┌────────

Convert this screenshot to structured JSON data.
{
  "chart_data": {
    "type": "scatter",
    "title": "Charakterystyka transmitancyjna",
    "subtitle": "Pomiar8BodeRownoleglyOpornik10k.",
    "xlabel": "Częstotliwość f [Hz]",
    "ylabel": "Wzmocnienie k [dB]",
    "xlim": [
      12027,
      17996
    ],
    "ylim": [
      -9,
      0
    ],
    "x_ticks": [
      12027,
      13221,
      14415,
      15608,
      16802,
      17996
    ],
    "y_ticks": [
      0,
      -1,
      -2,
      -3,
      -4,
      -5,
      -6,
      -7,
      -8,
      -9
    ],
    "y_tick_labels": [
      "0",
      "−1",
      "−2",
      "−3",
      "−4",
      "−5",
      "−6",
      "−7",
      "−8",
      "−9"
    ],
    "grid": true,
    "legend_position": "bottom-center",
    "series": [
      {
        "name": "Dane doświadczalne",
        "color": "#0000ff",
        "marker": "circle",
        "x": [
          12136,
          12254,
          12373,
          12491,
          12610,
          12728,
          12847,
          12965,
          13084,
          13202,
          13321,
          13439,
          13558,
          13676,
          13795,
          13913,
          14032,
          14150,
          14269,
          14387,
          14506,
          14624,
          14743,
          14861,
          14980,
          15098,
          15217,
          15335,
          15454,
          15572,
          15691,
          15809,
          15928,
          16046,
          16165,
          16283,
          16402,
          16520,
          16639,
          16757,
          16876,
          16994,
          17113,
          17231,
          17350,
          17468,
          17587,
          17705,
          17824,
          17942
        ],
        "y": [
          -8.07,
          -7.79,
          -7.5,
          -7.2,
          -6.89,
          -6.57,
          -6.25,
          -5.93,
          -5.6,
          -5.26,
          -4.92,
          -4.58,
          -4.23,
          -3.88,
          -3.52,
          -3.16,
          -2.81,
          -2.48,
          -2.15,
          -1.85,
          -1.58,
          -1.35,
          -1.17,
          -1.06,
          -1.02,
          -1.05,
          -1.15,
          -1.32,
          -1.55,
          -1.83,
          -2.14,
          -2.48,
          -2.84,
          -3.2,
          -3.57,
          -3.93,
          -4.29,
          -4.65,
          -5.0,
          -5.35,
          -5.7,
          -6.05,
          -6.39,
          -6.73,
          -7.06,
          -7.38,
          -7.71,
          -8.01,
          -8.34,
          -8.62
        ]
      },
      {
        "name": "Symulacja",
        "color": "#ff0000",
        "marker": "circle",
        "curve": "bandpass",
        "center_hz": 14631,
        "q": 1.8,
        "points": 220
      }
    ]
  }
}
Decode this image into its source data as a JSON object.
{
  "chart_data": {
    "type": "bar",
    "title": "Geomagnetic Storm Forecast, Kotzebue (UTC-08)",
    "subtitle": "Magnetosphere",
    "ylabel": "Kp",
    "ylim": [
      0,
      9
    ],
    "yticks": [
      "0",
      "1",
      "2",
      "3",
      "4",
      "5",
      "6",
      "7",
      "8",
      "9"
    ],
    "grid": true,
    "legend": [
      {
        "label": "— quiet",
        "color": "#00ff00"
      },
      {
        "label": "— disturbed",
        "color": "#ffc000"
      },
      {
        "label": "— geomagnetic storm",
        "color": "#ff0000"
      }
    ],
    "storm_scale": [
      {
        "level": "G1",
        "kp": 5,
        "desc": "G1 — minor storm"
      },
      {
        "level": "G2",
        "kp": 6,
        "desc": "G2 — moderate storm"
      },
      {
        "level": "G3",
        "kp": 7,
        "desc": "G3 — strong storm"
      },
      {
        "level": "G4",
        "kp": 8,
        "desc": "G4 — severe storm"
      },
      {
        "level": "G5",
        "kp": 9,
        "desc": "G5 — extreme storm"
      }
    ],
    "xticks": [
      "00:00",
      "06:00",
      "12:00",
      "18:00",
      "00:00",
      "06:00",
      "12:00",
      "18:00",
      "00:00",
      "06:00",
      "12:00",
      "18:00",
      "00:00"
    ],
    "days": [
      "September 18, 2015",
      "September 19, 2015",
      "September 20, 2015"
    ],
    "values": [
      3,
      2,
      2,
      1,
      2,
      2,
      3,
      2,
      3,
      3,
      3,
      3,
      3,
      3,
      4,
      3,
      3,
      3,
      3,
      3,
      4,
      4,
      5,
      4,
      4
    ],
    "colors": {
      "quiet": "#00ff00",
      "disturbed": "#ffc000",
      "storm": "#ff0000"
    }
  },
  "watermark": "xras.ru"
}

└────────

Directions for this task:
Take the entries above and copy them out exactly.

Output below:
Convert this screenshot to structured JSON data.
{
  "chart_data": {
    "type": "scatter",
    "title": "Charakterystyka transmitancyjna",
    "subtitle": "Pomiar8BodeRownoleglyOpornik10k.",
    "xlabel": "Częstotliwość f [Hz]",
    "ylabel": "Wzmocnienie k [dB]",
    "xlim": [
      12027,
      17996
    ],
    "ylim": [
      -9,
      0
    ],
    "x_ticks": [
      12027,
      13221,
      14415,
      15608,
      16802,
      17996
    ],
    "y_ticks": [
      0,
      -1,
      -2,
      -3,
      -4,
      -5,
      -6,
      -7,
      -8,
      -9
    ],
    "y_tick_labels": [
      "0",
      "−1",
      "−2",
      "−3",
      "−4",
      "−5",
      "−6",
      "−7",
      "−8",
      "−9"
    ],
    "grid": true,
    "legend_position": "bottom-center",
    "series": [
      {
        "name": "Dane doświadczalne",
        "color": "#0000ff",
        "marker": "circle",
        "x": [
          12136,
          12254,
          12373,
          12491,
          12610,
          12728,
          12847,
          12965,
          13084,
          13202,
          13321,
          13439,
          13558,
          13676,
          13795,
          13913,
          14032,
          14150,
          14269,
          14387,
          14506,
          14624,
          14743,
          14861,
          14980,
          15098,
          15217,
          15335,
          15454,
          15572,
          15691,
          15809,
          15928,
          16046,
          16165,
          16283,
          16402,
          16520,
          16639,
          16757,
          16876,
          16994,
          17113,
          17231,
          17350,
          17468,
          17587,
          17705,
          17824,
          17942
        ],
        "y": [
          -8.07,
          -7.79,
          -7.5,
          -7.2,
          -6.89,
          -6.57,
          -6.25,
          -5.93,
          -5.6,
          -5.26,
          -4.92,
          -4.58,
          -4.23,
          -3.88,
          -3.52,
          -3.16,
          -2.81,
          -2.48,
          -2.15,
          -1.85,
          -1.58,
          -1.35,
          -1.17,
          -1.06,
          -1.02,
          -1.05,
          -1.15,
          -1.32,
          -1.55,
          -1.83,
          -2.14,
          -2.48,
          -2.84,
          -3.2,
          -3.57,
          -3.93,
          -4.29,
          -4.65,
          -5.0,
          -5.35,
          -5.7,
          -6.05,
          -6.39,
          -6.73,
          -7.06,
          -7.38,
          -7.71,
          -8.01,
          -8.34,
          -8.62
        ]
      },
      {
        "name": "Symulacja",
        "color": "#ff0000",
        "marker": "circle",
        "curve": "bandpass",
        "center_hz": 14631,
        "q": 1.8,
        "points": 220
      }
    ]
  }
}
Decode this image into its source data as a JSON object.
{
  "chart_data": {
    "type": "bar",
    "title": "Geomagnetic Storm Forecast, Kotzebue (UTC-08)",
    "subtitle": "Magnetosphere",
    "ylabel": "Kp",
    "ylim": [
      0,
      9
    ],
    "yticks": [
      "0",
      "1",
      "2",
      "3",
      "4",
      "5",
      "6",
      "7",
      "8",
      "9"
    ],
    "grid": true,
    "legend": [
      {
        "label": "— quiet",
        "color": "#00ff00"
      },
      {
        "label": "— disturbed",
        "color": "#ffc000"
      },
      {
        "label": "— geomagnetic storm",
        "color": "#ff0000"
      }
    ],
    "storm_scale": [
      {
        "level": "G1",
        "kp": 5,
        "desc": "G1 — minor storm"
      },
      {
        "level": "G2",
        "kp": 6,
        "desc": "G2 — moderate storm"
      },
      {
        "level": "G3",
        "kp": 7,
        "desc": "G3 — strong storm"
      },
      {
        "level": "G4",
        "kp": 8,
        "desc": "G4 — severe storm"
      },
      {
        "level": "G5",
        "kp": 9,
        "desc": "G5 — extreme storm"
      }
    ],
    "xticks": [
      "00:00",
      "06:00",
      "12:00",
      "18:00",
      "00:00",
      "06:00",
      "12:00",
      "18:00",
      "00:00",
      "06:00",
      "12:00",
      "18:00",
      "00:00"
    ],
    "days": [
      "September 18, 2015",
      "September 19, 2015",
      "September 20, 2015"
    ],
    "values": [
      3,
      2,
      2,
      1,
      2,
      2,
      3,
      2,
      3,
      3,
      3,
      3,
      3,
      3,
      4,
      3,
      3,
      3,
      3,
      3,
      4,
      4,
      5,
      4,
      4
    ],
    "colors": {
      "quiet": "#00ff00",
      "disturbed": "#ffc000",
      "storm": "#ff0000"
    }
  },
  "watermark": "xras.ru"
}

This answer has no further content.